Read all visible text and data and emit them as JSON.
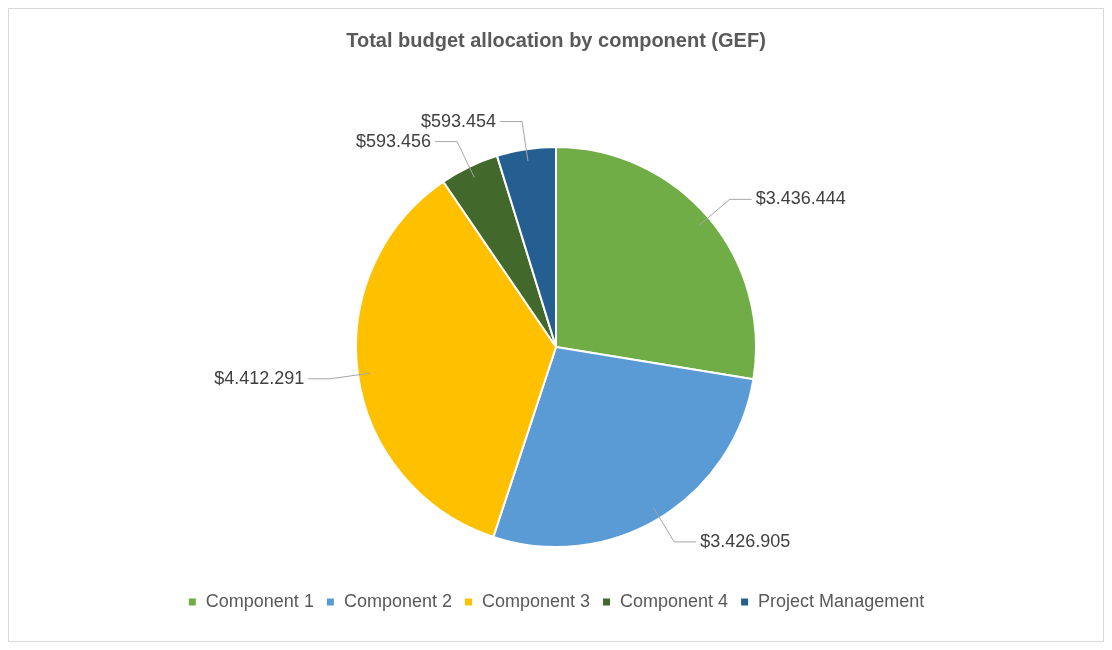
{
  "chart_data": {
    "type": "pie",
    "title": "Total budget allocation by component (GEF)",
    "categories": [
      "Component 1",
      "Component 2",
      "Component 3",
      "Component 4",
      "Project Management"
    ],
    "values": [
      3436444,
      3426905,
      4412291,
      593456,
      593454
    ],
    "value_labels": [
      "$3.436.444",
      "$3.426.905",
      "$4.412.291",
      "$593.456",
      "$593.454"
    ],
    "colors": [
      "#70ad47",
      "#5b9bd5",
      "#ffc000",
      "#43682b",
      "#255e91"
    ],
    "legend": "bottom"
  }
}
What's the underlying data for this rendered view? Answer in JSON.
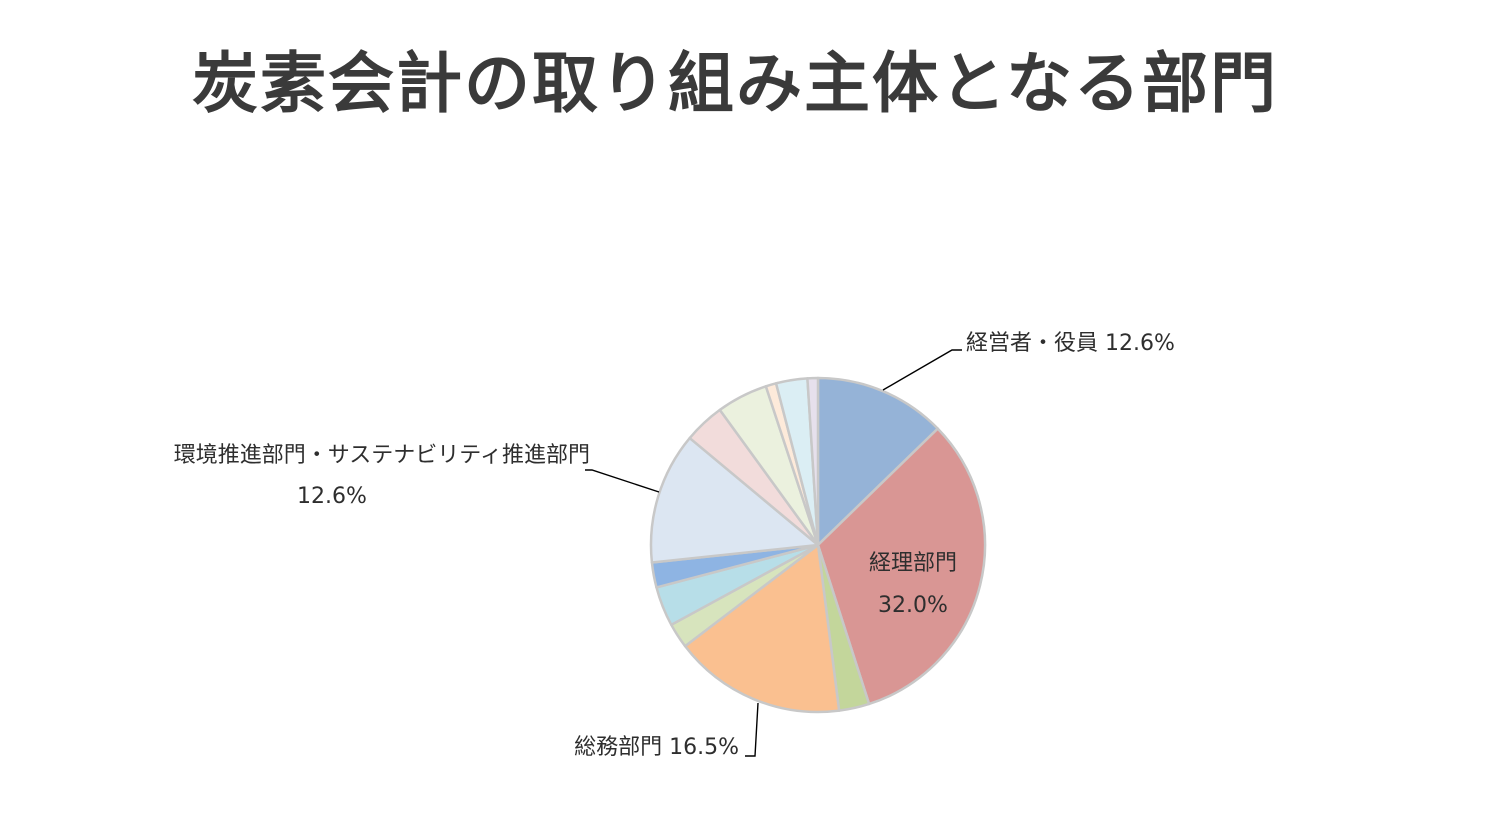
{
  "chart_data": {
    "type": "pie",
    "title": "炭素会計の取り組み主体となる部門",
    "start_angle": "12 o'clock, clockwise",
    "slices": [
      {
        "name": "経営者・役員",
        "value": 12.6,
        "label": "経営者・役員 12.6%",
        "color": "#95B3D7"
      },
      {
        "name": "経理部門",
        "value": 32.0,
        "label": "32.0%",
        "name_label": "経理部門",
        "color": "#D99694"
      },
      {
        "value": 2.9,
        "color": "#C3D69B"
      },
      {
        "name": "総務部門",
        "value": 16.5,
        "label": "総務部門 16.5%",
        "color": "#FAC090"
      },
      {
        "value": 2.4,
        "color": "#D7E4BD"
      },
      {
        "value": 3.8,
        "color": "#B7DEE8"
      },
      {
        "value": 2.4,
        "color": "#8EB4E3"
      },
      {
        "name": "環境推進部門・サステナビリティ推進部門",
        "value": 12.6,
        "label": "環境推進部門・サステナビリティ推進部門",
        "label2": "12.6%",
        "color": "#DCE6F2"
      },
      {
        "value": 3.9,
        "color": "#F2DCDB"
      },
      {
        "value": 4.9,
        "color": "#EBF1DE"
      },
      {
        "value": 1.0,
        "color": "#FDEADA"
      },
      {
        "value": 3.0,
        "color": "#DBEEF4"
      },
      {
        "value": 1.0,
        "color": "#E6E0EC"
      }
    ],
    "border_color": "#C8C8C8"
  }
}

*Task to complete*.
Repeat the records in full, exactly as they appear, without the pictures.

*Solution for this task*.
Read all visible text and data and emit them as JSON.
{
  "chart_data": {
    "type": "pie",
    "title": "Total budget allocation by component (GEF)",
    "categories": [
      "Component 1",
      "Component 2",
      "Component 3",
      "Component 4",
      "Project Management"
    ],
    "values": [
      3436444,
      3426905,
      4412291,
      593456,
      593454
    ],
    "value_labels": [
      "$3.436.444",
      "$3.426.905",
      "$4.412.291",
      "$593.456",
      "$593.454"
    ],
    "colors": [
      "#70ad47",
      "#5b9bd5",
      "#ffc000",
      "#43682b",
      "#255e91"
    ],
    "legend": "bottom"
  }
}
What's the underlying data for this rendered view? Answer in JSON.
{
  "chart_data": {
    "type": "pie",
    "title": "炭素会計の取り組み主体となる部門",
    "start_angle": "12 o'clock, clockwise",
    "slices": [
      {
        "name": "経営者・役員",
        "value": 12.6,
        "label": "経営者・役員 12.6%",
        "color": "#95B3D7"
      },
      {
        "name": "経理部門",
        "value": 32.0,
        "label": "32.0%",
        "name_label": "経理部門",
        "color": "#D99694"
      },
      {
        "value": 2.9,
        "color": "#C3D69B"
      },
      {
        "name": "総務部門",
        "value": 16.5,
        "label": "総務部門 16.5%",
        "color": "#FAC090"
      },
      {
        "value": 2.4,
        "color": "#D7E4BD"
      },
      {
        "value": 3.8,
        "color": "#B7DEE8"
      },
      {
        "value": 2.4,
        "color": "#8EB4E3"
      },
      {
        "name": "環境推進部門・サステナビリティ推進部門",
        "value": 12.6,
        "label": "環境推進部門・サステナビリティ推進部門",
        "label2": "12.6%",
        "color": "#DCE6F2"
      },
      {
        "value": 3.9,
        "color": "#F2DCDB"
      },
      {
        "value": 4.9,
        "color": "#EBF1DE"
      },
      {
        "value": 1.0,
        "color": "#FDEADA"
      },
      {
        "value": 3.0,
        "color": "#DBEEF4"
      },
      {
        "value": 1.0,
        "color": "#E6E0EC"
      }
    ],
    "border_color": "#C8C8C8"
  }
}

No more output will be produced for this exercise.